— START EXERCISE MATERIAL —
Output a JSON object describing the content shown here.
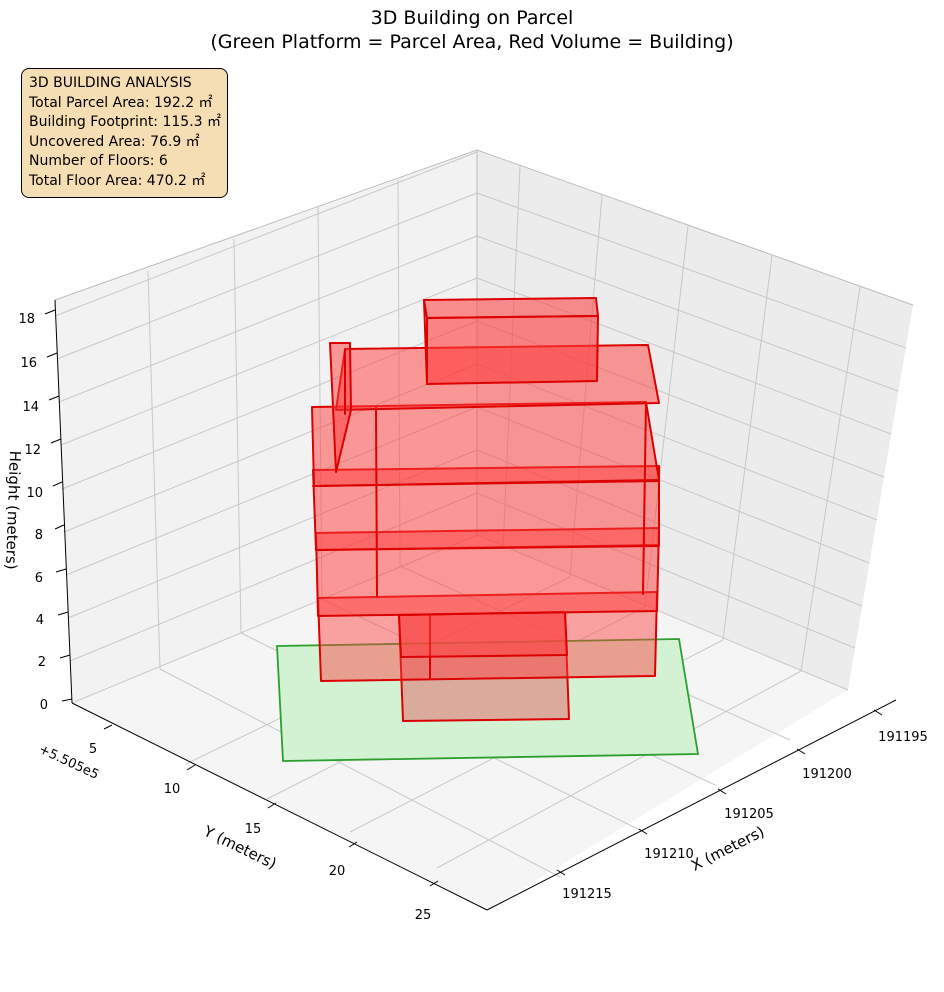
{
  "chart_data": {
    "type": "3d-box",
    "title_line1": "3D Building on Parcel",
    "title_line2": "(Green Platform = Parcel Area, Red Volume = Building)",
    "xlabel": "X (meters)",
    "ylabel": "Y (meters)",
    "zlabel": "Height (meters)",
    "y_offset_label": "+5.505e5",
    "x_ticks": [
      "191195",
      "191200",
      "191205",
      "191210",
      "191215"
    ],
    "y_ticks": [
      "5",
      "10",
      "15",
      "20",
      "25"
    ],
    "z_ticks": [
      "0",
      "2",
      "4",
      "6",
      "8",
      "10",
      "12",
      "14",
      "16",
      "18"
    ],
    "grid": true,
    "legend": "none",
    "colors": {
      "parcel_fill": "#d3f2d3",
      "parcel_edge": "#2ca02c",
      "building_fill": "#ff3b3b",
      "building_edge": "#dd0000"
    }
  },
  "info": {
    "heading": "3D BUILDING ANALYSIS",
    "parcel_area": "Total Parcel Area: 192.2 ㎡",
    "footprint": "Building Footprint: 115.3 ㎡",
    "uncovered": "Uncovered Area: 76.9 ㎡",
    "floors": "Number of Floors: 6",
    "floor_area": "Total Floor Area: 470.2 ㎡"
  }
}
— END EXERCISE MATERIAL —
Find the word "Total" in the entries, and copy every line it shows up in.

    "parcel_area": "Total Parcel Area: 192.2 ㎡",
    "floor_area": "Total Floor Area: 470.2 ㎡"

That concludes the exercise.